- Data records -

┄┄┄┄┄┄┄┄┄┄

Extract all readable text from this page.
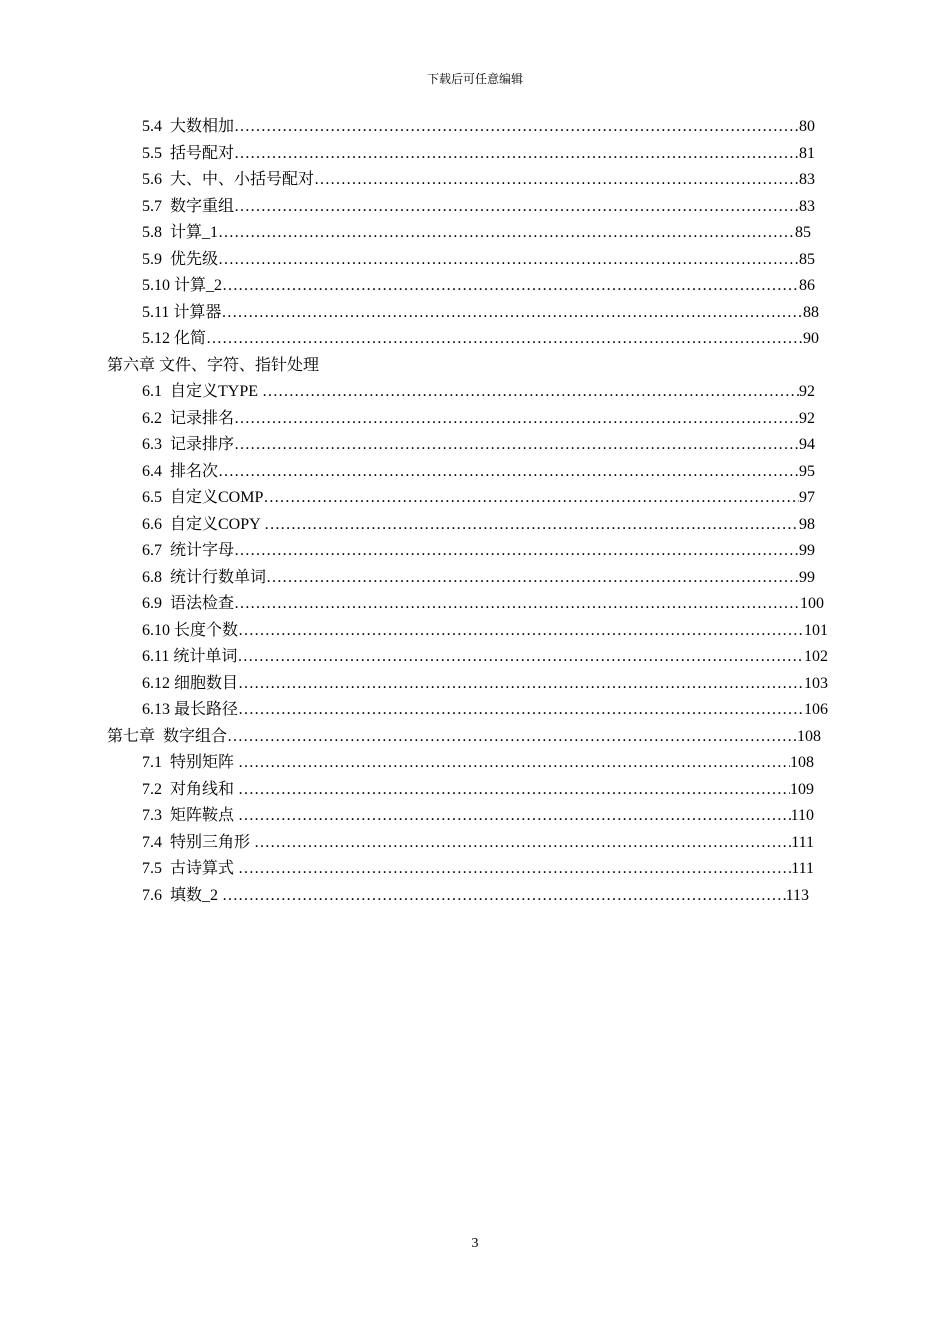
下载后可任意编辑
5.4  大数相加 ………………………………………………………………………………………………………………………………………………………………………………	80
5.5  括号配对 ………………………………………………………………………………………………………………………………………………………………………………	81
5.6  大、中、小括号配对 ………………………………………………………………………………………………………………………………………………………………………………	83
5.7  数字重组 ………………………………………………………………………………………………………………………………………………………………………………	83
5.8  计算_1 ………………………………………………………………………………………………………………………………………………………………………………	85
5.9  优先级 ………………………………………………………………………………………………………………………………………………………………………………	85
5.10 计算_2 ………………………………………………………………………………………………………………………………………………………………………………	86
5.11 计算器 ………………………………………………………………………………………………………………………………………………………………………………	88
5.12 化简 ………………………………………………………………………………………………………………………………………………………………………………	90
第六章 文件、字符、指针处理
6.1  自定义TYPE ………………………………………………………………………………………………………………………………………………………………………………	92
6.2  记录排名 ………………………………………………………………………………………………………………………………………………………………………………	92
6.3  记录排序 ………………………………………………………………………………………………………………………………………………………………………………	94
6.4  排名次 ………………………………………………………………………………………………………………………………………………………………………………	95
6.5  自定义COMP ………………………………………………………………………………………………………………………………………………………………………………	97
6.6  自定义COPY ………………………………………………………………………………………………………………………………………………………………………………	98
6.7  统计字母 ………………………………………………………………………………………………………………………………………………………………………………	99
6.8  统计行数单词 ………………………………………………………………………………………………………………………………………………………………………………	99
6.9  语法检查 ………………………………………………………………………………………………………………………………………………………………………………	100
6.10 长度个数 ………………………………………………………………………………………………………………………………………………………………………………	101
6.11 统计单词 ………………………………………………………………………………………………………………………………………………………………………………	102
6.12 细胞数目 ………………………………………………………………………………………………………………………………………………………………………………	103
6.13 最长路径 ………………………………………………………………………………………………………………………………………………………………………………	106
第七章  数字组合 ………………………………………………………………………………………………………………………………………………………………………………	108
7.1  特别矩阵 ………………………………………………………………………………………………………………………………………………………………………………	108
7.2  对角线和 ………………………………………………………………………………………………………………………………………………………………………………	109
7.3  矩阵鞍点 ………………………………………………………………………………………………………………………………………………………………………………	110
7.4  特别三角形 ………………………………………………………………………………………………………………………………………………………………………………	111
7.5  古诗算式 ………………………………………………………………………………………………………………………………………………………………………………	111
7.6  填数_2 ………………………………………………………………………………………………………………………………………………………………………………	113
3
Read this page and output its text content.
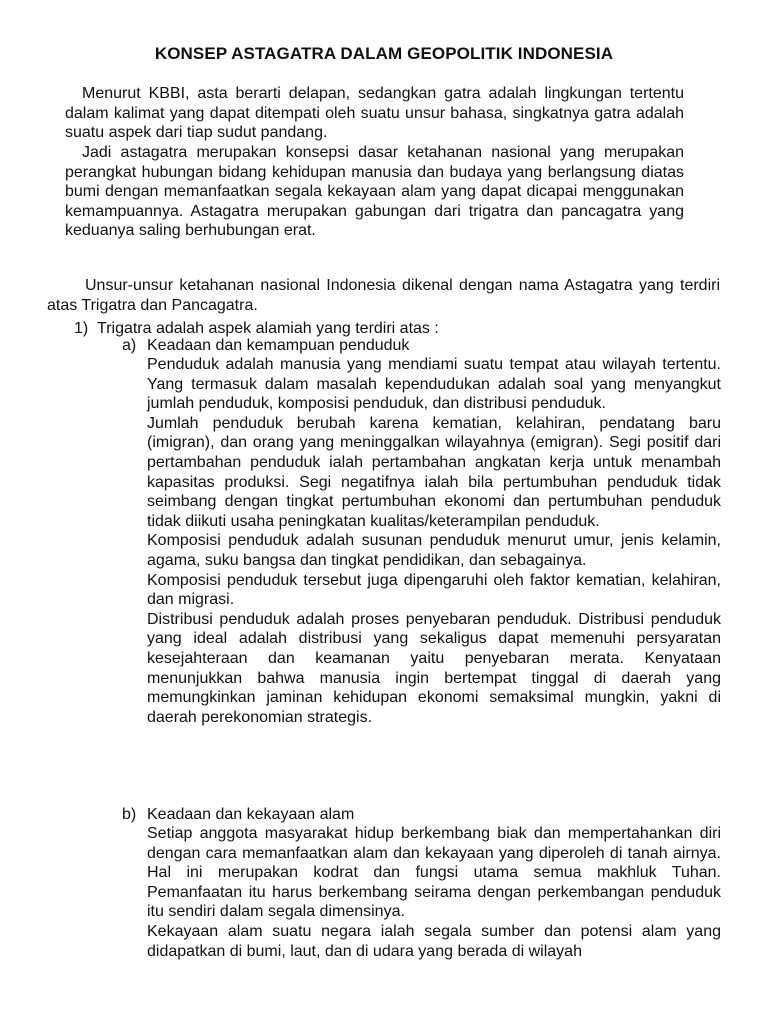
KONSEP ASTAGATRA DALAM GEOPOLITIK INDONESIA

Menurut KBBI, asta berarti delapan, sedangkan gatra adalah lingkungan tertentu dalam kalimat yang dapat ditempati oleh suatu unsur bahasa, singkatnya gatra adalah suatu aspek dari tiap sudut pandang.

Jadi astagatra merupakan konsepsi dasar ketahanan nasional yang merupakan perangkat hubungan bidang kehidupan manusia dan budaya yang berlangsung diatas bumi dengan memanfaatkan segala kekayaan alam yang dapat dicapai menggunakan kemampuannya. Astagatra merupakan gabungan dari trigatra dan pancagatra yang keduanya saling berhubungan erat.

Unsur-unsur ketahanan nasional Indonesia dikenal dengan nama Astagatra yang terdiri atas Trigatra dan Pancagatra.

1) Trigatra adalah aspek alamiah yang terdiri atas :
a) Keadaan dan kemampuan penduduk

Penduduk adalah manusia yang mendiami suatu tempat atau wilayah tertentu. Yang termasuk dalam masalah kependudukan adalah soal yang menyangkut jumlah penduduk, komposisi penduduk, dan distribusi penduduk.

Jumlah penduduk berubah karena kematian, kelahiran, pendatang baru (imigran), dan orang yang meninggalkan wilayahnya (emigran). Segi positif dari pertambahan penduduk ialah pertambahan angkatan kerja untuk menambah kapasitas produksi. Segi negatifnya ialah bila pertumbuhan penduduk tidak seimbang dengan tingkat pertumbuhan ekonomi dan pertumbuhan penduduk tidak diikuti usaha peningkatan kualitas/keterampilan penduduk.

Komposisi penduduk adalah susunan penduduk menurut umur, jenis kelamin, agama, suku bangsa dan tingkat pendidikan, dan sebagainya.

Komposisi penduduk tersebut juga dipengaruhi oleh faktor kematian, kelahiran, dan migrasi.

Distribusi penduduk adalah proses penyebaran penduduk. Distribusi penduduk yang ideal adalah distribusi yang sekaligus dapat memenuhi persyaratan kesejahteraan dan keamanan yaitu penyebaran merata. Kenyataan menunjukkan bahwa manusia ingin bertempat tinggal di daerah yang memungkinkan jaminan kehidupan ekonomi semaksimal mungkin, yakni di daerah perekonomian strategis.

b) Keadaan dan kekayaan alam

Setiap anggota masyarakat hidup berkembang biak dan mempertahankan diri dengan cara memanfaatkan alam dan kekayaan yang diperoleh di tanah airnya. Hal ini merupakan kodrat dan fungsi utama semua makhluk Tuhan. Pemanfaatan itu harus berkembang seirama dengan perkembangan penduduk itu sendiri dalam segala dimensinya.

Kekayaan alam suatu negara ialah segala sumber dan potensi alam yang didapatkan di bumi, laut, dan di udara yang berada di wilayah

┄┄┄┄┄┄┄┄┄┄

- GOAL -
In the material above, find the lines that contain "page" and show them.

- RESPONSE TO THE TASK -
Extract all readable text from this page.
Read this page and output its text content.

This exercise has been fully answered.